Short task.
Each line that holds the word "title" counts once; report how many lines do so and nothing else.

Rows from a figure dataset
+-------+

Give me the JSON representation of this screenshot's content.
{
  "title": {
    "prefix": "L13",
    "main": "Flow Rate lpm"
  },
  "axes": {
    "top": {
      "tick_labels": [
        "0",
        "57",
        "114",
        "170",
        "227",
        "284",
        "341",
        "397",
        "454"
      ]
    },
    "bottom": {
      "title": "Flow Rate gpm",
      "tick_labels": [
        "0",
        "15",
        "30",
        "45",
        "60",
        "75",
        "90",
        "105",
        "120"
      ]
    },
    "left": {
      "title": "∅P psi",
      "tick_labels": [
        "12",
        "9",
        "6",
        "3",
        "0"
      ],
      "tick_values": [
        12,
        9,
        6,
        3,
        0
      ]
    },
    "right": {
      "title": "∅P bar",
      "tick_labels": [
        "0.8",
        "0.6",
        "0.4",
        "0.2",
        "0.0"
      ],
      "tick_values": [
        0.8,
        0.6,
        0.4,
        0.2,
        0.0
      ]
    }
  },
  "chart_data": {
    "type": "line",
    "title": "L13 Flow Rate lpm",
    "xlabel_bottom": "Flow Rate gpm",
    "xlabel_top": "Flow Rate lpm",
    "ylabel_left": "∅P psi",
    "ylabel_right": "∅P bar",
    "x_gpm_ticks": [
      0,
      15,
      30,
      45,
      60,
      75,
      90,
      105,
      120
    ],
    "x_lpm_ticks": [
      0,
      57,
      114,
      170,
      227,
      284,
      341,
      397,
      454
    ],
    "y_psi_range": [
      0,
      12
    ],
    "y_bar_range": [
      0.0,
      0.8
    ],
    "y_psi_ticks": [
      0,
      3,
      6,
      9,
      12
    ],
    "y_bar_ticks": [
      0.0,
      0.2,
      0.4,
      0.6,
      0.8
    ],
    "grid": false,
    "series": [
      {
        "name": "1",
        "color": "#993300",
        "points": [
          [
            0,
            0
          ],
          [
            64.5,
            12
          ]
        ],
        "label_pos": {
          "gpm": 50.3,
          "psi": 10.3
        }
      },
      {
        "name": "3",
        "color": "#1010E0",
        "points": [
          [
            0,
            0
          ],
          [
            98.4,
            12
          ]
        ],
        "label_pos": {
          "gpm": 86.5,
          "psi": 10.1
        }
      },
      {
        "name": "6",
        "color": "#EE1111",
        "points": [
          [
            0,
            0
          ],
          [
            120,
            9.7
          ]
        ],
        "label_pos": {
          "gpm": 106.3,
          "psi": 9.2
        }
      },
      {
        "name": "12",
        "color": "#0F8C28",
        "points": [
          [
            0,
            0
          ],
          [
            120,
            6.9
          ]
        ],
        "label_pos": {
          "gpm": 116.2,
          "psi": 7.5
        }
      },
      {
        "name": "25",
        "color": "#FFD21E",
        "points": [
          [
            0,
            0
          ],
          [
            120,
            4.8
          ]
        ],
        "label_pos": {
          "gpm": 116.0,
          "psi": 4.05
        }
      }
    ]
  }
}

+-------+

Final result.
5